##### PROVIDED DATA #####

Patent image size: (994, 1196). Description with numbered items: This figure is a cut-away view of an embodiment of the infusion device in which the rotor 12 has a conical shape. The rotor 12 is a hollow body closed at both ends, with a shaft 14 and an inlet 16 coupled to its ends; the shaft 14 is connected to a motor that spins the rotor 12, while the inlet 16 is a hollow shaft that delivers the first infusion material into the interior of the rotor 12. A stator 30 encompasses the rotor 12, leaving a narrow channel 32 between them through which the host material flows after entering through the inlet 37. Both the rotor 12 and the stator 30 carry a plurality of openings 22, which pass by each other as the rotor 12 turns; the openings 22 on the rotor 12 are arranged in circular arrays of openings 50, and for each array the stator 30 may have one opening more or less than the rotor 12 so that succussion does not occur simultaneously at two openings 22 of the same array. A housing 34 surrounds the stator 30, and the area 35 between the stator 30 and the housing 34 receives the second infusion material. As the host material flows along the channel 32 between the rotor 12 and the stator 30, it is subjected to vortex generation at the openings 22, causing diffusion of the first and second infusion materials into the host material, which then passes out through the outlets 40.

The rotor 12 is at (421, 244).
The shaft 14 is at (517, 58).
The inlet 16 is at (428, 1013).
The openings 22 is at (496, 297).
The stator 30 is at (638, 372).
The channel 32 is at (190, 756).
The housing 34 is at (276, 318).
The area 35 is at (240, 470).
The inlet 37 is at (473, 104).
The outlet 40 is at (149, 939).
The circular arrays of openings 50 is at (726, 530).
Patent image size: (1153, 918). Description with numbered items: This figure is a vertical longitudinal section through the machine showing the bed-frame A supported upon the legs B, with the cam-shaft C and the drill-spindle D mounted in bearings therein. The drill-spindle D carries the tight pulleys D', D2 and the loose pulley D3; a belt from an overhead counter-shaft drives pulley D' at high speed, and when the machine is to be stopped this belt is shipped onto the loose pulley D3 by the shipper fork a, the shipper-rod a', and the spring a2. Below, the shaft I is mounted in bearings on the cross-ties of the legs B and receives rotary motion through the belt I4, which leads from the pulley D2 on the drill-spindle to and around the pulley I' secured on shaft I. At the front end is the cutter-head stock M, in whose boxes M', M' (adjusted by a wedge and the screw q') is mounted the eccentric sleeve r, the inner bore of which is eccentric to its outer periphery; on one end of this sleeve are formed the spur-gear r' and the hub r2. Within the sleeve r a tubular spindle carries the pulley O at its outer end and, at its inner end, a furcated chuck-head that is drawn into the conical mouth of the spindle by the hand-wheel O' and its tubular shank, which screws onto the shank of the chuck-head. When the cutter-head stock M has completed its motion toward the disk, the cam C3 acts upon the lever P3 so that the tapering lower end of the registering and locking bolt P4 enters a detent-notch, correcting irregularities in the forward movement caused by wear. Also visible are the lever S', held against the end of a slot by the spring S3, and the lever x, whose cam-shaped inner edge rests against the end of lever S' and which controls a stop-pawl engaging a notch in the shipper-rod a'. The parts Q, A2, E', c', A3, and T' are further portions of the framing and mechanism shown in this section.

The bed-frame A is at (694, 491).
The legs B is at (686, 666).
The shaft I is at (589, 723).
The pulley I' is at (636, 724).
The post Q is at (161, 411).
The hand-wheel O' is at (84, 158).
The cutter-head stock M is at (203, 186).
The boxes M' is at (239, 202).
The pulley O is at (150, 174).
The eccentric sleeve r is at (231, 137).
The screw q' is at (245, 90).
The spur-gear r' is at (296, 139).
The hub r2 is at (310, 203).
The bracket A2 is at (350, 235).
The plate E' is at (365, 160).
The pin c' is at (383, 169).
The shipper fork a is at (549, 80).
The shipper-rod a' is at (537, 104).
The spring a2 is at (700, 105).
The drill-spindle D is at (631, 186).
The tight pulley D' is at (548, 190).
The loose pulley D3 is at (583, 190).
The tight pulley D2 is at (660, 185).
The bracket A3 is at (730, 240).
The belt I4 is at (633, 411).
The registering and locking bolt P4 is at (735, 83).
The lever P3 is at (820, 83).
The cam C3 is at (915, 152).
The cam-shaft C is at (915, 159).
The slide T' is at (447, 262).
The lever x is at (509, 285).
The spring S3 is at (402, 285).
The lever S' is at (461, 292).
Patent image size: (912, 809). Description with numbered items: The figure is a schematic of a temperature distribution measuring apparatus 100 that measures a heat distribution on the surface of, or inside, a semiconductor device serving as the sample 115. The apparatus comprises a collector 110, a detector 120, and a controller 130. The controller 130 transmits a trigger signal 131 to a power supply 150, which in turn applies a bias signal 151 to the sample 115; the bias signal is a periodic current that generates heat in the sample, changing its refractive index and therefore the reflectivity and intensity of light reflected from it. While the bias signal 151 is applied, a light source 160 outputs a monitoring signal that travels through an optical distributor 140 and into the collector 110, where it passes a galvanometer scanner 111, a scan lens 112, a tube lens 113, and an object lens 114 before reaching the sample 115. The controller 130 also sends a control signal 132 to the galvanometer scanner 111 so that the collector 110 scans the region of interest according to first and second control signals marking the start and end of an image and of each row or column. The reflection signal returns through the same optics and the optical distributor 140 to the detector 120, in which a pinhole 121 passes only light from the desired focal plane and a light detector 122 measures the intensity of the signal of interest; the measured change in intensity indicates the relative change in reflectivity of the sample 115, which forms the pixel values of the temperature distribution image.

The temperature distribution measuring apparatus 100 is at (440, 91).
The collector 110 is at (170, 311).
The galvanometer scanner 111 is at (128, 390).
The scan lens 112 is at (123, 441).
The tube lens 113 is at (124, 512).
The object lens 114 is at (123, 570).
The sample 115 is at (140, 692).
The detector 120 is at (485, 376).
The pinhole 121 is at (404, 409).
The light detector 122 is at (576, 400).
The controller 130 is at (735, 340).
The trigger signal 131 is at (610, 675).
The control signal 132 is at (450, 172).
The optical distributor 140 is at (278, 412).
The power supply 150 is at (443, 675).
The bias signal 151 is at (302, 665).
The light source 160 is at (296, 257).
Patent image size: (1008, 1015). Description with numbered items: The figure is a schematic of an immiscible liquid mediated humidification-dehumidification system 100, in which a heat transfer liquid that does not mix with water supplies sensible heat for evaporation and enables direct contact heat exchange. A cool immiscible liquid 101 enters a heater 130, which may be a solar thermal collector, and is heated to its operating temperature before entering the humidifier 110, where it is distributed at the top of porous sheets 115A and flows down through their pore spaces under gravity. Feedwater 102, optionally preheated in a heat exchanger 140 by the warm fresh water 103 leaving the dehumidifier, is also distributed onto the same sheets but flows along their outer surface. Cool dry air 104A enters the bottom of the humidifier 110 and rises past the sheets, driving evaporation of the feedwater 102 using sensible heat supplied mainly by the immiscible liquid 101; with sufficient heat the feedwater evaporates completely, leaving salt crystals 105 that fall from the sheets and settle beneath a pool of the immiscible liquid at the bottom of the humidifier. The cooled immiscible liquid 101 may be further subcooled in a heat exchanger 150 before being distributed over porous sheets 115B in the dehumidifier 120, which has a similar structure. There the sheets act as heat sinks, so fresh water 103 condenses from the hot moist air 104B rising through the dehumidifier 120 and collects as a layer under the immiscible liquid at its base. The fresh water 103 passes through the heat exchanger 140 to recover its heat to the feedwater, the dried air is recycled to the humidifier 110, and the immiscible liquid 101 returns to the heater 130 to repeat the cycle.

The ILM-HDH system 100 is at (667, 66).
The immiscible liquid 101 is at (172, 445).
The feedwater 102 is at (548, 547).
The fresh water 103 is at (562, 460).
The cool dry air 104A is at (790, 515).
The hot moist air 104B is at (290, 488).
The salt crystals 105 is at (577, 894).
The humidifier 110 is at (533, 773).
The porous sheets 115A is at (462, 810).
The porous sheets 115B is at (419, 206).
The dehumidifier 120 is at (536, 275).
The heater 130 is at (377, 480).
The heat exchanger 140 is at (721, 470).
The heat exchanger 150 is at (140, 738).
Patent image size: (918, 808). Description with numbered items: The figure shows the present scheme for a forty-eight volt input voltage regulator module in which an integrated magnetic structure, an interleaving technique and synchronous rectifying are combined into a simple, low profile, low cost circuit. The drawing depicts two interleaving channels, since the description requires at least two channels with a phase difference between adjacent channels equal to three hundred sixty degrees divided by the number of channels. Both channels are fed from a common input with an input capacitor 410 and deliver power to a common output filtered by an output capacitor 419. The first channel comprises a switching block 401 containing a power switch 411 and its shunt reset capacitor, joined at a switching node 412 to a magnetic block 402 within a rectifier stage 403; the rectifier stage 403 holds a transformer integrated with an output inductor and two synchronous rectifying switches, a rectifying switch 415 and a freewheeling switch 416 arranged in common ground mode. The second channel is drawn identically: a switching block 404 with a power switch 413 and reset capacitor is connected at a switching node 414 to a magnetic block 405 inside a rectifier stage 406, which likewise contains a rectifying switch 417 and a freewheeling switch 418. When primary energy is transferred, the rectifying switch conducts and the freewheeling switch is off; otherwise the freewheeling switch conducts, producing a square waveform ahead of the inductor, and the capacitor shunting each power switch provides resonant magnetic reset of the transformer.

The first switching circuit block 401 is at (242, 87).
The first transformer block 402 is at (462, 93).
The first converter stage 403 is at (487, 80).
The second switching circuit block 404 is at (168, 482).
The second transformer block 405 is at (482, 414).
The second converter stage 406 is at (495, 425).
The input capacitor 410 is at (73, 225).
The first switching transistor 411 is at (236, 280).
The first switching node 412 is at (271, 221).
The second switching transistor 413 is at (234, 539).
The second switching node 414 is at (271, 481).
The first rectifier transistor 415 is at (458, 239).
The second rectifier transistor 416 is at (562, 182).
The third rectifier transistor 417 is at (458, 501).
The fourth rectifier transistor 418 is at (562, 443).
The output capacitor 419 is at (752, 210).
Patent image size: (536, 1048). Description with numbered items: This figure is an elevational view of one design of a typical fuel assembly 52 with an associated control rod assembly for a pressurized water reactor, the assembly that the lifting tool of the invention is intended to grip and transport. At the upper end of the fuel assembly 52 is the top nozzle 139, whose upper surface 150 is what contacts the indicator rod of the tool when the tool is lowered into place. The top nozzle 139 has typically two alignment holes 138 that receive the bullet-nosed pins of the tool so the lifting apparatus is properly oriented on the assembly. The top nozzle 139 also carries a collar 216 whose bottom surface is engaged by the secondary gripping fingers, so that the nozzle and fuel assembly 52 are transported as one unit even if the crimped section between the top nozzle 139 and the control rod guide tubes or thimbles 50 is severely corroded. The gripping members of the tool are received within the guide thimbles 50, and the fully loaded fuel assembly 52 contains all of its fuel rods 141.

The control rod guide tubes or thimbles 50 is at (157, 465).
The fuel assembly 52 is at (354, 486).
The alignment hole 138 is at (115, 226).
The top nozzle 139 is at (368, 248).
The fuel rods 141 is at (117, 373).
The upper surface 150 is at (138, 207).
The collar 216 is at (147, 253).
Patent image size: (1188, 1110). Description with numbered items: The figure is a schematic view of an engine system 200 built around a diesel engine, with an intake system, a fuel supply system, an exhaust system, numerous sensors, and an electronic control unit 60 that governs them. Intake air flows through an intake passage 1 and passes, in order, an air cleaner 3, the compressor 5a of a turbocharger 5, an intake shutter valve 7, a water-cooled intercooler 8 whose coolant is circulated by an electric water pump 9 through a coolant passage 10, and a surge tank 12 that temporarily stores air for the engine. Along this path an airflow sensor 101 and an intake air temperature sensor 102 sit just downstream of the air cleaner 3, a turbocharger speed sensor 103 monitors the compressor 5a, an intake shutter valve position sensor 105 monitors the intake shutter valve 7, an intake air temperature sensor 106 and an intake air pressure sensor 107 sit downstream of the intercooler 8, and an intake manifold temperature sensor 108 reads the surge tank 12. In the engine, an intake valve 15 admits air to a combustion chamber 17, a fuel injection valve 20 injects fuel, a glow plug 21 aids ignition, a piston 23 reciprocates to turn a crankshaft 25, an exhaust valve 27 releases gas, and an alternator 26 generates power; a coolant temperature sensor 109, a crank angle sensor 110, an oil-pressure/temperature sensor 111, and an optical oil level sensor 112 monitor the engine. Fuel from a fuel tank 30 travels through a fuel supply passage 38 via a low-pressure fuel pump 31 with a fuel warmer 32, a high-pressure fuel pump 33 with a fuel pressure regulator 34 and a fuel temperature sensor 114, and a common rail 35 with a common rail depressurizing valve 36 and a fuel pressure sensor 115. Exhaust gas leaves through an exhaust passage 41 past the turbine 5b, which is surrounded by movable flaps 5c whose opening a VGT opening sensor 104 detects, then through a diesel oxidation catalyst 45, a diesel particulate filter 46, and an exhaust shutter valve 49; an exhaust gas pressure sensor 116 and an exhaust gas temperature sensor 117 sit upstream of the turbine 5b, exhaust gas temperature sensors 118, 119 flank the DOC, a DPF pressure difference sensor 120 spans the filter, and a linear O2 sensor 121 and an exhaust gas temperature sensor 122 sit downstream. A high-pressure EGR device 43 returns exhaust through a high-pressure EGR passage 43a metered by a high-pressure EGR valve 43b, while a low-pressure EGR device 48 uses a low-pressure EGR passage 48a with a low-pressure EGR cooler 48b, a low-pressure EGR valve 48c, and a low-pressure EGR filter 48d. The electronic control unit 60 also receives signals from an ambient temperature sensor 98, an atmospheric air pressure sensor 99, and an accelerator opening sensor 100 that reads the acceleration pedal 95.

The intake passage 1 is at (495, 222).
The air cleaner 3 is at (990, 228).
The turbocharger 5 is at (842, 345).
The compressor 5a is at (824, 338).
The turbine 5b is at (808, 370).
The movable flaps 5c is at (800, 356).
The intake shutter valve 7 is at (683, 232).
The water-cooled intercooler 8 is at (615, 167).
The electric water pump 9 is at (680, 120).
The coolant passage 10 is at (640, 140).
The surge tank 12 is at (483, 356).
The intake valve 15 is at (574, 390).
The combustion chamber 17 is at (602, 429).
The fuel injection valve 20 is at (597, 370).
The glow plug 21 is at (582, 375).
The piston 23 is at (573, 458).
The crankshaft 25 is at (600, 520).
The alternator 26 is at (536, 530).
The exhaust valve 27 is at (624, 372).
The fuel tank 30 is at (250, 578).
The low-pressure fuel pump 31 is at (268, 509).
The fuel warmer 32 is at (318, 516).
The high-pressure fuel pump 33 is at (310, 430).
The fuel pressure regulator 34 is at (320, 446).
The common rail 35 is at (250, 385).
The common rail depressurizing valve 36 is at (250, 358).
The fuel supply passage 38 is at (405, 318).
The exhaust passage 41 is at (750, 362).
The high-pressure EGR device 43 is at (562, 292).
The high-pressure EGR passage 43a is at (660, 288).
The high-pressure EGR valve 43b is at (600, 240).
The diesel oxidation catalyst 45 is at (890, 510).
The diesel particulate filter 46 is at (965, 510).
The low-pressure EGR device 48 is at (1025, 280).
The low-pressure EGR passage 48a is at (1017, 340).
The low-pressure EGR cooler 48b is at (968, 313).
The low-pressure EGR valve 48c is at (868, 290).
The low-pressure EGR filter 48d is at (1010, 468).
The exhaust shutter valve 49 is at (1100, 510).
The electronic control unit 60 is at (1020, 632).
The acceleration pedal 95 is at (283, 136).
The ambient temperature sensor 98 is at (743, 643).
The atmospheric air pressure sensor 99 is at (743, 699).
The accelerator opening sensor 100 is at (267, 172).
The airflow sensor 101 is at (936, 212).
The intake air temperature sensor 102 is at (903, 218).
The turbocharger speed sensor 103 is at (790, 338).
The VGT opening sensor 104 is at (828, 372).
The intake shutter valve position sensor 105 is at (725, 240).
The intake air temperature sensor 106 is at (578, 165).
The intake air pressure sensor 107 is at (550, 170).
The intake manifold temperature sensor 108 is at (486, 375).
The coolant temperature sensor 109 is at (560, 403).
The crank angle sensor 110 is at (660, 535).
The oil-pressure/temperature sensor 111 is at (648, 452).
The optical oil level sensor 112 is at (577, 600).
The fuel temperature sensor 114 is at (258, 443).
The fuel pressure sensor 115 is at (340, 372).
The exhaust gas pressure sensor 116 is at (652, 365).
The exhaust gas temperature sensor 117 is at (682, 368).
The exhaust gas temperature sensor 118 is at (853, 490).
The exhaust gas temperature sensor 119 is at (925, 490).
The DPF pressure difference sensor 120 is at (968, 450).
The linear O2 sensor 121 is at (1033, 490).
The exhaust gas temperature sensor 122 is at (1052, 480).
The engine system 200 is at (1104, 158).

#####

WORK TO DO | Starting with the line that contains "Patent image size: (536, 1048)." and going on through the line that contains "The control rod guide tubes or thimbles 50 is at", rewrite only those lines with "elevational view" renamed to "elevation view" and everything else left unchanged.

FINISHED EXERCISE |
Patent image size: (536, 1048). Description with numbered items: This figure is an elevation view of one design of a typical fuel assembly 52 with an associated control rod assembly for a pressurized water reactor, the assembly that the lifting tool of the invention is intended to grip and transport. At the upper end of the fuel assembly 52 is the top nozzle 139, whose upper surface 150 is what contacts the indicator rod of the tool when the tool is lowered into place. The top nozzle 139 has typically two alignment holes 138 that receive the bullet-nosed pins of the tool so the lifting apparatus is properly oriented on the assembly. The top nozzle 139 also carries a collar 216 whose bottom surface is engaged by the secondary gripping fingers, so that the nozzle and fuel assembly 52 are transported as one unit even if the crimped section between the top nozzle 139 and the control rod guide tubes or thimbles 50 is severely corroded. The gripping members of the tool are received within the guide thimbles 50, and the fully loaded fuel assembly 52 contains all of its fuel rods 141.

The control rod guide tubes or thimbles 50 is at (157, 465).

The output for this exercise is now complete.